* [Exercise brief]: For each line in the data below that holds "логический", return a copy.

* [Given data]:
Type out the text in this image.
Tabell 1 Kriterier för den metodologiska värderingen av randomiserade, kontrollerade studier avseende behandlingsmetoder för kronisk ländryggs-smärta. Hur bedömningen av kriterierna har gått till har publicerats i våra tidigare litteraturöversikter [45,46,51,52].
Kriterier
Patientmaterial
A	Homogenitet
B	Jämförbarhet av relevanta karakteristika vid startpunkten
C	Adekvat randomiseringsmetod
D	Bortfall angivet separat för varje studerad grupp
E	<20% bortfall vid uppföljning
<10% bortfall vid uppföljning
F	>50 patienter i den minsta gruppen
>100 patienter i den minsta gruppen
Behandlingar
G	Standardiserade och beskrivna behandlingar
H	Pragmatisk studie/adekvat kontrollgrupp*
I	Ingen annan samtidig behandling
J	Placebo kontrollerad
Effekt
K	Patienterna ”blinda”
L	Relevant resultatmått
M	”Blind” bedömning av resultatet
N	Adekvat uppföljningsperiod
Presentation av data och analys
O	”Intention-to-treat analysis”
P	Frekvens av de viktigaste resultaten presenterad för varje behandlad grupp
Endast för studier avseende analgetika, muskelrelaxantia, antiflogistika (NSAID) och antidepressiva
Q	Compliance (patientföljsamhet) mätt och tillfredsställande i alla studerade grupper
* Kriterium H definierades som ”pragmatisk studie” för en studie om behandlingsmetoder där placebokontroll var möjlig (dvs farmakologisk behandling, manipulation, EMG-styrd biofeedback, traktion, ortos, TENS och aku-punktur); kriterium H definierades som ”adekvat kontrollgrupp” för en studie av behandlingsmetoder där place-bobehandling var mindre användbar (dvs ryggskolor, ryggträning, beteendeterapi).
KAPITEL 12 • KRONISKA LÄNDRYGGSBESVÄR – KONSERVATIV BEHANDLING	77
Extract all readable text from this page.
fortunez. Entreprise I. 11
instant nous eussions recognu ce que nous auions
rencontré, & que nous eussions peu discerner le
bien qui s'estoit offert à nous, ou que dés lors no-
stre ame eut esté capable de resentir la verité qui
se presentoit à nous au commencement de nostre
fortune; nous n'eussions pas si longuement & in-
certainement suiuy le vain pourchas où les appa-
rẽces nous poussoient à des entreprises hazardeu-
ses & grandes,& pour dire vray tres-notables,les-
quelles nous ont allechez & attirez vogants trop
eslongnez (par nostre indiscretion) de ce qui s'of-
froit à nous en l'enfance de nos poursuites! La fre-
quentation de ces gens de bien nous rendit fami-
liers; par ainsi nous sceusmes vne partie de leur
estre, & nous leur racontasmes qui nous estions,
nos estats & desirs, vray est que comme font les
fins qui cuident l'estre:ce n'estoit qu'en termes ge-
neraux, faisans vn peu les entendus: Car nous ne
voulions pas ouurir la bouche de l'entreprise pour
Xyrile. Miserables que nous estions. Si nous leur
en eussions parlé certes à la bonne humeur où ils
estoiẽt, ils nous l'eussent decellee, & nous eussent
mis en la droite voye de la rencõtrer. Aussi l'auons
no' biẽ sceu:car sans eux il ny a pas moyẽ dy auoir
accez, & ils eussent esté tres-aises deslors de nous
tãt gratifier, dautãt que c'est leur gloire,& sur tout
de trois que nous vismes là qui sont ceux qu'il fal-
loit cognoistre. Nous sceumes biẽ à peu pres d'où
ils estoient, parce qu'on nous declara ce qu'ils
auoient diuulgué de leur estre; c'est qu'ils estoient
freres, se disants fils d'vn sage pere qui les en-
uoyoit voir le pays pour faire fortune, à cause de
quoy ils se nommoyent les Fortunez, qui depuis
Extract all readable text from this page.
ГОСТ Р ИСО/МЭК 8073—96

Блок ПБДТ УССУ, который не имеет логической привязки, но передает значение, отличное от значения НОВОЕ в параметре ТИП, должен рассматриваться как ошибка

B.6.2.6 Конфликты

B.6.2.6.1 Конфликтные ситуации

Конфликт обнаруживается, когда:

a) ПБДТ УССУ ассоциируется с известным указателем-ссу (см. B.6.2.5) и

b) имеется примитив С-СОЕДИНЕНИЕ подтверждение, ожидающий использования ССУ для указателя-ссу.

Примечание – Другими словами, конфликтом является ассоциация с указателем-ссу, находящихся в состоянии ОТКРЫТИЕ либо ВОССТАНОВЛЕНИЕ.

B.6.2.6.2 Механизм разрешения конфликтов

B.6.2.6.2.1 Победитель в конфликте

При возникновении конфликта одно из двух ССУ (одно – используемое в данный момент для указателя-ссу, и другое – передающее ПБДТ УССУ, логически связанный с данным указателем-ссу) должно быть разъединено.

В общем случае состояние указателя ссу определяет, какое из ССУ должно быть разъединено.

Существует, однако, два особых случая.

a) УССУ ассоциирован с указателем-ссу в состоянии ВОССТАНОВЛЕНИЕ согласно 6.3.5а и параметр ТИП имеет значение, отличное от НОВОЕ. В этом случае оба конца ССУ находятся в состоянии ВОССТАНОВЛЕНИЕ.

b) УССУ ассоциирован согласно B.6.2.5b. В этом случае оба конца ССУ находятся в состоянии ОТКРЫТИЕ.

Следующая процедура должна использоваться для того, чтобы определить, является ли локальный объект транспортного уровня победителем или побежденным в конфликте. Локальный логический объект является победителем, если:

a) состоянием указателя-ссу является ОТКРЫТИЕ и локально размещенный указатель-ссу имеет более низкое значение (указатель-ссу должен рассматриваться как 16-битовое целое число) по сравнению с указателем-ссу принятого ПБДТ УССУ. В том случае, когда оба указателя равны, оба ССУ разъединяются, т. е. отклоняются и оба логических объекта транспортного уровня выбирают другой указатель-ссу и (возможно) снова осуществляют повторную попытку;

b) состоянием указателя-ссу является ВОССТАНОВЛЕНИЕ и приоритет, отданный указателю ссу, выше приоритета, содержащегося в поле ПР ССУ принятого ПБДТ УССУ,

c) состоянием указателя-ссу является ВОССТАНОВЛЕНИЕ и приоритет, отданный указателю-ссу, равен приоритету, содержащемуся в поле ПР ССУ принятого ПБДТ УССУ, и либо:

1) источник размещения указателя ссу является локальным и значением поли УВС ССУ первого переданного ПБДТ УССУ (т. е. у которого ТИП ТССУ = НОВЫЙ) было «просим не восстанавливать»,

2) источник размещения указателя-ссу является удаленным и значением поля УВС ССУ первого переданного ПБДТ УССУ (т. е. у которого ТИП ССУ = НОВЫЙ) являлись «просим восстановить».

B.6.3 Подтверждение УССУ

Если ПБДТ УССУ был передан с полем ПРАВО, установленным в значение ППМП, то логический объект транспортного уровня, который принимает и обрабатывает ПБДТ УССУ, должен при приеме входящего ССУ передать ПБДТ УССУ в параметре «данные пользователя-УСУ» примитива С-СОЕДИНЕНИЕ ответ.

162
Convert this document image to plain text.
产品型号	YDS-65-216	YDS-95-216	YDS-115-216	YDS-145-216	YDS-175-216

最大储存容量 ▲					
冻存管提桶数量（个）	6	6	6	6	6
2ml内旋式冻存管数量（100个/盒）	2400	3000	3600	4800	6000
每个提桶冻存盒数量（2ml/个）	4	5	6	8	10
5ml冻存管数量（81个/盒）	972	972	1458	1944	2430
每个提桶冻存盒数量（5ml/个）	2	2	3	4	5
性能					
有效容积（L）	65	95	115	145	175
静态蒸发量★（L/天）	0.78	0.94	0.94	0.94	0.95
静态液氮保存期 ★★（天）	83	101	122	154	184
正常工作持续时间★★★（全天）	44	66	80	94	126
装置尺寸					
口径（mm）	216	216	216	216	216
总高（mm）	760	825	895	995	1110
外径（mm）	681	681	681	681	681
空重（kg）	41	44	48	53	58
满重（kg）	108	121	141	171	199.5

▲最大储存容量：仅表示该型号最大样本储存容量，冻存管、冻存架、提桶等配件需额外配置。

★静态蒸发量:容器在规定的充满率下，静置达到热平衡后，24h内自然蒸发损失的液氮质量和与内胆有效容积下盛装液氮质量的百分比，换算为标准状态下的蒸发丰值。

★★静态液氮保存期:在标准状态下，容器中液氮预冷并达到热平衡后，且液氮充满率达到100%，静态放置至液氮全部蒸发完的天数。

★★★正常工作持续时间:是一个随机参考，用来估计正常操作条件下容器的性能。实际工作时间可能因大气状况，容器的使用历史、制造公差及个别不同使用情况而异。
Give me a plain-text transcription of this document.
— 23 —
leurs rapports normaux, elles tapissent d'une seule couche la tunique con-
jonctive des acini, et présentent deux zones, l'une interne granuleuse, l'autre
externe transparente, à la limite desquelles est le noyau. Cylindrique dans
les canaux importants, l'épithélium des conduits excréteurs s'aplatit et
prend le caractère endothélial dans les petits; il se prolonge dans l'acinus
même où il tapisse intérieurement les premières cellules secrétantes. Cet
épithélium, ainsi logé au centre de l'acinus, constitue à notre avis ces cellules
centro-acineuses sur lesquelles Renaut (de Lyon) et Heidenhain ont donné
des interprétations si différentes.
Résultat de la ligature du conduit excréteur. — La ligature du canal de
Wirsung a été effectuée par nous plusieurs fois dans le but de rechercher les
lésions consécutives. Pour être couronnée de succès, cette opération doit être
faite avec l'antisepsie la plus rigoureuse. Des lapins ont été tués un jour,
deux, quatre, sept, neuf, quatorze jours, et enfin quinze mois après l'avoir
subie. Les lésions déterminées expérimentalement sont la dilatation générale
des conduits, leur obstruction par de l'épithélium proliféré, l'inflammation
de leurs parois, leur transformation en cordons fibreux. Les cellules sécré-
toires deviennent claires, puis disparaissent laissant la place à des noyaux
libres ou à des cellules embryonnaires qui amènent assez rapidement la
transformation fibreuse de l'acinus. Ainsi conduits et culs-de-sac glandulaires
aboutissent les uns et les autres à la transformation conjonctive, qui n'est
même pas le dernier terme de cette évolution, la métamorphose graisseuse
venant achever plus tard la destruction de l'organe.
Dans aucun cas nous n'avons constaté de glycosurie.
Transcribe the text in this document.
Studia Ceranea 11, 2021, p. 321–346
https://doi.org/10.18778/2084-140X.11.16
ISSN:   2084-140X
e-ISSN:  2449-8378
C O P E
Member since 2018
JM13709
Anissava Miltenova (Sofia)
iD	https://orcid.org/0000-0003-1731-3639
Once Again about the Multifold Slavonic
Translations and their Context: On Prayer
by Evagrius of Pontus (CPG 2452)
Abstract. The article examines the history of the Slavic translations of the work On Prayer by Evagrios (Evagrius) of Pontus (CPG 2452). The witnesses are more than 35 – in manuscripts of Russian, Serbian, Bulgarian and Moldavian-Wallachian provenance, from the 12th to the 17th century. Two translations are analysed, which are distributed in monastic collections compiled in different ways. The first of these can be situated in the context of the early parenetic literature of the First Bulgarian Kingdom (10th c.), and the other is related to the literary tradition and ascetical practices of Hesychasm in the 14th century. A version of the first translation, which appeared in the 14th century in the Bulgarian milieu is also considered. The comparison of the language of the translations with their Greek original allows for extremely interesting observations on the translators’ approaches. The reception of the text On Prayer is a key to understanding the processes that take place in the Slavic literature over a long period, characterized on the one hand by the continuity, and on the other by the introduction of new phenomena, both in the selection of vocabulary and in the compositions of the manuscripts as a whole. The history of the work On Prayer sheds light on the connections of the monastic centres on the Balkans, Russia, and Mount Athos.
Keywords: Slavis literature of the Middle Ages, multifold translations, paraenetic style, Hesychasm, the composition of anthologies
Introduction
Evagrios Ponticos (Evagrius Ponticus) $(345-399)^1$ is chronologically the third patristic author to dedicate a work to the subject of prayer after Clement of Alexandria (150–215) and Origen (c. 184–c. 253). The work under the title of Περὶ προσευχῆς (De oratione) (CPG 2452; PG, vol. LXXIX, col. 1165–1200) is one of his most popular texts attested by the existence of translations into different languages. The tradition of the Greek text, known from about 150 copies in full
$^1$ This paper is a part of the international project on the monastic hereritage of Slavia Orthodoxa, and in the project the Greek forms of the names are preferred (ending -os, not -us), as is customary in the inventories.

* [Output below]:
Следующая процедура должна использоваться для того, чтобы определить, является ли локальный объект транспортного уровня победителем или побежденным в конфликте. Локальный логический объект является победителем, если:
Если ПБДТ УССУ был передан с полем ПРАВО, установленным в значение ППМП, то логический объект транспортного уровня, который принимает и обрабатывает ПБДТ УССУ, должен при приеме входящего ССУ передать ПБДТ УССУ в параметре «данные пользователя-УСУ» примитива С-СОЕДИНЕНИЕ ответ.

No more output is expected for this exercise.